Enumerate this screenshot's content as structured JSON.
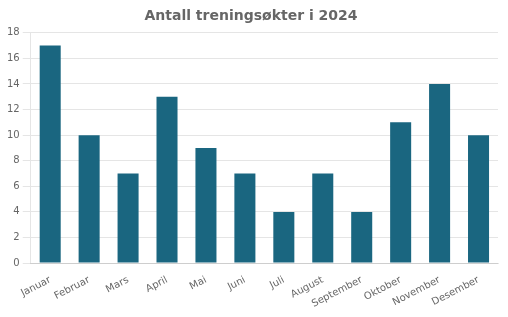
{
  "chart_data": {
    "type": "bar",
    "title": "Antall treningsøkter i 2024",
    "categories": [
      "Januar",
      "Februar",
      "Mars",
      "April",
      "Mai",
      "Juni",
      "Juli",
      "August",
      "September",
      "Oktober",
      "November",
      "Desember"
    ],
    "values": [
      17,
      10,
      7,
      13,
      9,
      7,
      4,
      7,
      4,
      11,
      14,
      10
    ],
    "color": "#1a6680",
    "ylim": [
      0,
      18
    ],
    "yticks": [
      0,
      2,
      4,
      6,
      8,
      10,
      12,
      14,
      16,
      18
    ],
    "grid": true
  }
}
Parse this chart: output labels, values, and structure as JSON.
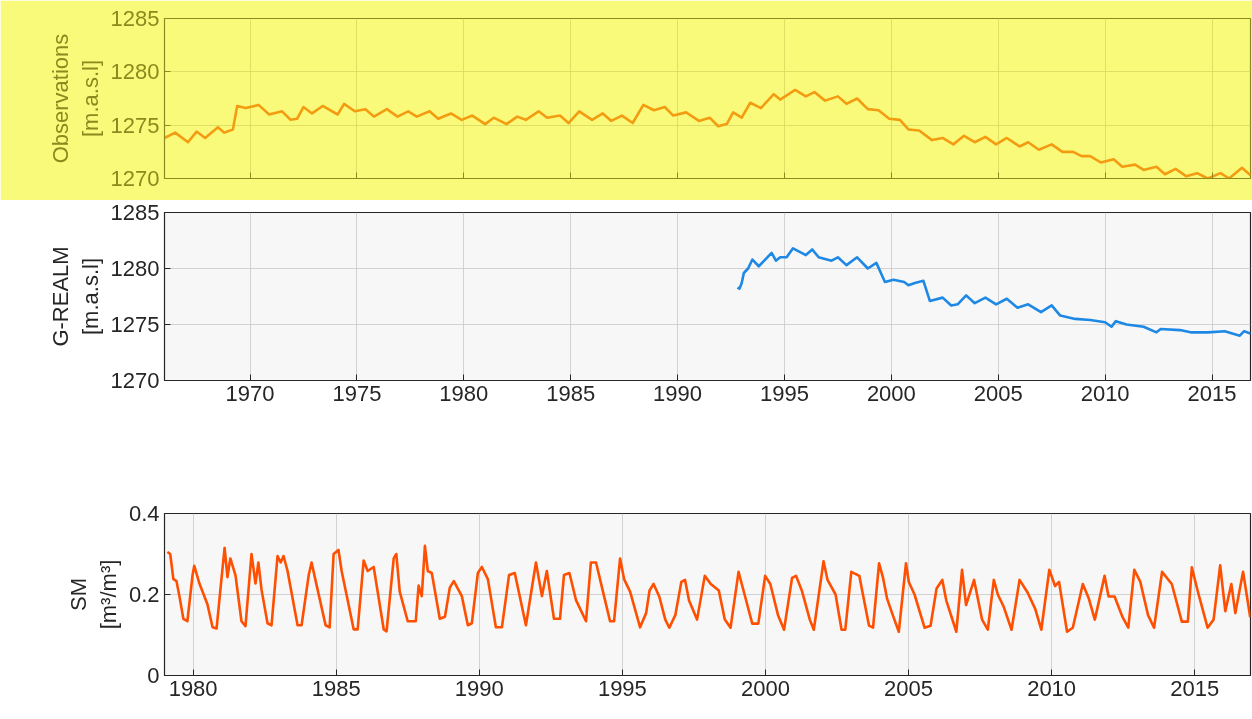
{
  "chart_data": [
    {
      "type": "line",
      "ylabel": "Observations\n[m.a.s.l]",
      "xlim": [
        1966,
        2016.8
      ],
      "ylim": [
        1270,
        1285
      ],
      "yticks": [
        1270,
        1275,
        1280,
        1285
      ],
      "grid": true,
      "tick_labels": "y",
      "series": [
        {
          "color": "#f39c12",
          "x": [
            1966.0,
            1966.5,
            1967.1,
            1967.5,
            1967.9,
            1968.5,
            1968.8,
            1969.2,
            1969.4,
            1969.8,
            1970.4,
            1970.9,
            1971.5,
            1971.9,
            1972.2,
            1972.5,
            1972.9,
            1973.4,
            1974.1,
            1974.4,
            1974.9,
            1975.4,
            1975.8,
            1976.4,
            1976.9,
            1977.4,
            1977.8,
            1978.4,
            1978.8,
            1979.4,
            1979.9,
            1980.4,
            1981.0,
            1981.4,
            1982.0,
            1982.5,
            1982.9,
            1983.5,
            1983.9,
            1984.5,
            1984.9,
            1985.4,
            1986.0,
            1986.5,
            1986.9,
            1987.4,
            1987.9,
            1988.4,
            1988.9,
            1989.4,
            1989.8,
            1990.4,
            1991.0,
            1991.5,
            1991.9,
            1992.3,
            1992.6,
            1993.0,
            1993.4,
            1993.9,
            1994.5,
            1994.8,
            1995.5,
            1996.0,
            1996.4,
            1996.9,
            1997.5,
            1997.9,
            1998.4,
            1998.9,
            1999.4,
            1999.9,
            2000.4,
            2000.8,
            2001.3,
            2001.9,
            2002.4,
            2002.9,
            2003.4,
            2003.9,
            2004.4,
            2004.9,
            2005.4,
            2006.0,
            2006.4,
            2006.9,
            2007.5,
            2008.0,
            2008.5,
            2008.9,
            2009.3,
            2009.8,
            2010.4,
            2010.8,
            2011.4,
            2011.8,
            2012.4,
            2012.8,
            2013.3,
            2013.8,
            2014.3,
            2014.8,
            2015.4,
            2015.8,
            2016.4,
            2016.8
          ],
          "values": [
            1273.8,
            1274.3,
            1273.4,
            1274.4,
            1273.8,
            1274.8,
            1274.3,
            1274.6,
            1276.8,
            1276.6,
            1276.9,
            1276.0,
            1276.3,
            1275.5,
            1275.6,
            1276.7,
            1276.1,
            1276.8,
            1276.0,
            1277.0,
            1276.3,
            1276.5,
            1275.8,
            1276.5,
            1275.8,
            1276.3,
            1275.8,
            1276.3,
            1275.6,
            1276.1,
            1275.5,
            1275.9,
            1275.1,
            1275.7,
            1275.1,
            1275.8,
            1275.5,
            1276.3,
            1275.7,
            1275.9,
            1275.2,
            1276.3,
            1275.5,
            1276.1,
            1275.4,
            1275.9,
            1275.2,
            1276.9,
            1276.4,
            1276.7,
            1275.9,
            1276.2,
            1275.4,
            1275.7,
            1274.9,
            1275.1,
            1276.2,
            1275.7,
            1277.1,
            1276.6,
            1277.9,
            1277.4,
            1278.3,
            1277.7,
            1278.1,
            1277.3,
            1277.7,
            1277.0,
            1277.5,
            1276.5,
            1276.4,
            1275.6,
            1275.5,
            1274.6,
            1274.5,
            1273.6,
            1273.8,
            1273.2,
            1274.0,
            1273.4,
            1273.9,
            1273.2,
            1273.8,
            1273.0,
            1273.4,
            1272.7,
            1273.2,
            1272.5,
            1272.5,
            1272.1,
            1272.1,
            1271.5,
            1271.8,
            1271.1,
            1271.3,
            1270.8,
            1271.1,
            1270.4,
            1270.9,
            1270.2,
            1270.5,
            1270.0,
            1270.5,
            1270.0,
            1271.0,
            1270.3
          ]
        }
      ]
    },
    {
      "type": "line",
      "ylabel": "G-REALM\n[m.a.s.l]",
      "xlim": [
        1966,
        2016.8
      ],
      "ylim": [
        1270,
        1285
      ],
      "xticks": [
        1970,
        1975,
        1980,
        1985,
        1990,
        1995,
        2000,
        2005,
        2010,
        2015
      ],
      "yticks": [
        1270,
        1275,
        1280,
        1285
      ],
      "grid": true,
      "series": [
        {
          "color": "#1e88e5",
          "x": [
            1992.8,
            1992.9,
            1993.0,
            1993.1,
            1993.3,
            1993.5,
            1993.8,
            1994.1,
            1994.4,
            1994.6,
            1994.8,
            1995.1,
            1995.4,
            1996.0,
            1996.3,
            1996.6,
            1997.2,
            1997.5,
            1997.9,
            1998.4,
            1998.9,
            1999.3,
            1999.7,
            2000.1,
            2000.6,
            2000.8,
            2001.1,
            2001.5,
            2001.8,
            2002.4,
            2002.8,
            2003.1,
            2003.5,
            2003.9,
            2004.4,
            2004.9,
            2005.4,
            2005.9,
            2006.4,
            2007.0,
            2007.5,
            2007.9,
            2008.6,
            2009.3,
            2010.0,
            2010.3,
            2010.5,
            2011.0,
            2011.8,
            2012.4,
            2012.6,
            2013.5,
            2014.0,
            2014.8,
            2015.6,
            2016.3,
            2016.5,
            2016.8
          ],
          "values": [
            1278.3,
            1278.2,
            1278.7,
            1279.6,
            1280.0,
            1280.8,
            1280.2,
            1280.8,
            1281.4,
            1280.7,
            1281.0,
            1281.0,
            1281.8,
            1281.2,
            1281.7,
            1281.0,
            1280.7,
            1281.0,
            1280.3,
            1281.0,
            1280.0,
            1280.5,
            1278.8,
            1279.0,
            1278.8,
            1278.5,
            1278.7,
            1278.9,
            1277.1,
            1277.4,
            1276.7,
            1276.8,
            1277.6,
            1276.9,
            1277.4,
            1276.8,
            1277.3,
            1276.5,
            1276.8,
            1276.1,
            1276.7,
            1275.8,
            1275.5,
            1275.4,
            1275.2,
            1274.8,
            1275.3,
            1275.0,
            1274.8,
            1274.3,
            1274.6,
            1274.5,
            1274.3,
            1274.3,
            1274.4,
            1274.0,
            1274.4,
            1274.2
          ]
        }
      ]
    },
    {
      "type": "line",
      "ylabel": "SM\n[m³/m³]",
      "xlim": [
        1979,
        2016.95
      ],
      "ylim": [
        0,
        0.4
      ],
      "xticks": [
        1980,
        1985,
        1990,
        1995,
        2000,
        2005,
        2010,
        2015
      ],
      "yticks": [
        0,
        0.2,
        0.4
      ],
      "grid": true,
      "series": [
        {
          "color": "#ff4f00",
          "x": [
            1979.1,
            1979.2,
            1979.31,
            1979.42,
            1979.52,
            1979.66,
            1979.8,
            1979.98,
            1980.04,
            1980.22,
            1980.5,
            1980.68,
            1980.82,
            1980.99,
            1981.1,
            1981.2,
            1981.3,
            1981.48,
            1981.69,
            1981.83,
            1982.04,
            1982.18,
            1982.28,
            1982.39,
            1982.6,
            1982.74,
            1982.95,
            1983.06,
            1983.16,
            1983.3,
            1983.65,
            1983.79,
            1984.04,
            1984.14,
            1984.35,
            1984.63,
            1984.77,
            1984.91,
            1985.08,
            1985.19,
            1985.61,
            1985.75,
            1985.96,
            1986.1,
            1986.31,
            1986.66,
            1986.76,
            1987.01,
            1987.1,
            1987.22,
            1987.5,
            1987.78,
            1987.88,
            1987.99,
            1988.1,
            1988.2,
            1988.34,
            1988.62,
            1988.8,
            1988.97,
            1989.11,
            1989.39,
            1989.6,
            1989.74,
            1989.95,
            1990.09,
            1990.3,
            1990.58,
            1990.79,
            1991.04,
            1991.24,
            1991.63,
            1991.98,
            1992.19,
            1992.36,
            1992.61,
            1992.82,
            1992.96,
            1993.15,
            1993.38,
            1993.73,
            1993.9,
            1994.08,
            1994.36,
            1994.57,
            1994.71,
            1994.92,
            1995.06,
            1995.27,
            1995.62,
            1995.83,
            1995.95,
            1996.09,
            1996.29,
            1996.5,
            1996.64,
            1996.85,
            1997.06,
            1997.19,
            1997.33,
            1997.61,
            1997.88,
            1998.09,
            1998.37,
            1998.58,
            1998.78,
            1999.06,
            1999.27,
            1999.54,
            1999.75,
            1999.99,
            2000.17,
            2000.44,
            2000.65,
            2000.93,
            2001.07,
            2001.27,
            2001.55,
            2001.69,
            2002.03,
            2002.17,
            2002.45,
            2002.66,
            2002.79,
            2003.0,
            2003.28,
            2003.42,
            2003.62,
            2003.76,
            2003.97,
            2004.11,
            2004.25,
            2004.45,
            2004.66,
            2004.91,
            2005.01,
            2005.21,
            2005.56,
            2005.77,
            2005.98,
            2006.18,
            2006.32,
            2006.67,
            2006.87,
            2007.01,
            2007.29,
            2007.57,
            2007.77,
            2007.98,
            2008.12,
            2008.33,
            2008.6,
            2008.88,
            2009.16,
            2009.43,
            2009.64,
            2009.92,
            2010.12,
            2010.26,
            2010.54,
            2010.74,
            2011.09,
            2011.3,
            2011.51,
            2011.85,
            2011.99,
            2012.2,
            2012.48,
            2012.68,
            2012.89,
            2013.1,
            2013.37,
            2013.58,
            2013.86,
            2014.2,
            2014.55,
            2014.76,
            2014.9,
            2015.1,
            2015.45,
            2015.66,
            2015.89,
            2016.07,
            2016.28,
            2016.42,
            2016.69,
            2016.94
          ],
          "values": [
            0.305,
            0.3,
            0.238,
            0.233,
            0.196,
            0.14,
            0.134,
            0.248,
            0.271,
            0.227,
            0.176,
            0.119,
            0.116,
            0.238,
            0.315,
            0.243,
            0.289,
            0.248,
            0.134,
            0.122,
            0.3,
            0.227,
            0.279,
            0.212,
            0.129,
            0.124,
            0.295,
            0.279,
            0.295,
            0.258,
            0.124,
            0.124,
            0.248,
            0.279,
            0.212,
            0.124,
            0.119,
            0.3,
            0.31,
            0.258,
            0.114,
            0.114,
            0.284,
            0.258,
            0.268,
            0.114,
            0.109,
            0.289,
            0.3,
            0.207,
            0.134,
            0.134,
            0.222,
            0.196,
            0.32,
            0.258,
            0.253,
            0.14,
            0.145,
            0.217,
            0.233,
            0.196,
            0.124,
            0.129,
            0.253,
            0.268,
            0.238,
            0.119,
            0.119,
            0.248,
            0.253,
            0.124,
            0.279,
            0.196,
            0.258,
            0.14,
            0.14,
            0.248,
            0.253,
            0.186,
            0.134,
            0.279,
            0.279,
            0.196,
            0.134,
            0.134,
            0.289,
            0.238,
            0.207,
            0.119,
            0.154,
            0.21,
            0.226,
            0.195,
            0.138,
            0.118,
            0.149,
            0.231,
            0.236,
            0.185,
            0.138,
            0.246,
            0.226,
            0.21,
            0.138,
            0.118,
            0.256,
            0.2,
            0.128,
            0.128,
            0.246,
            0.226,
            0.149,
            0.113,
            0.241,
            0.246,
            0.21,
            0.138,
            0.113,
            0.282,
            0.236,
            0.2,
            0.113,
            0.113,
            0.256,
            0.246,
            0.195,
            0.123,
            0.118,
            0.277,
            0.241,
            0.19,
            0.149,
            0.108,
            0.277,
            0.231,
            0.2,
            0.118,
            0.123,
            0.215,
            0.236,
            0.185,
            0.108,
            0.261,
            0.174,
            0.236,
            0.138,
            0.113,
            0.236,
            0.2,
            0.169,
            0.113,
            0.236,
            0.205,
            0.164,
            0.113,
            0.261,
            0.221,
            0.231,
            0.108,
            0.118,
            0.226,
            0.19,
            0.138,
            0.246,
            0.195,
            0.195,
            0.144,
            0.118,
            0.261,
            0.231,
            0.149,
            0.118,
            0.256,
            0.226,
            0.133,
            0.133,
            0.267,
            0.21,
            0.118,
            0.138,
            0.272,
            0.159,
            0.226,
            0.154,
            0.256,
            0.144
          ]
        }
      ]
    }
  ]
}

What is being asked: Search the entries for the word "this", then list each line that holds it.

Task result:
Enumerate this screenshot's content as structured JSON.
Parse this chart: output labels, values, and structure as JSON.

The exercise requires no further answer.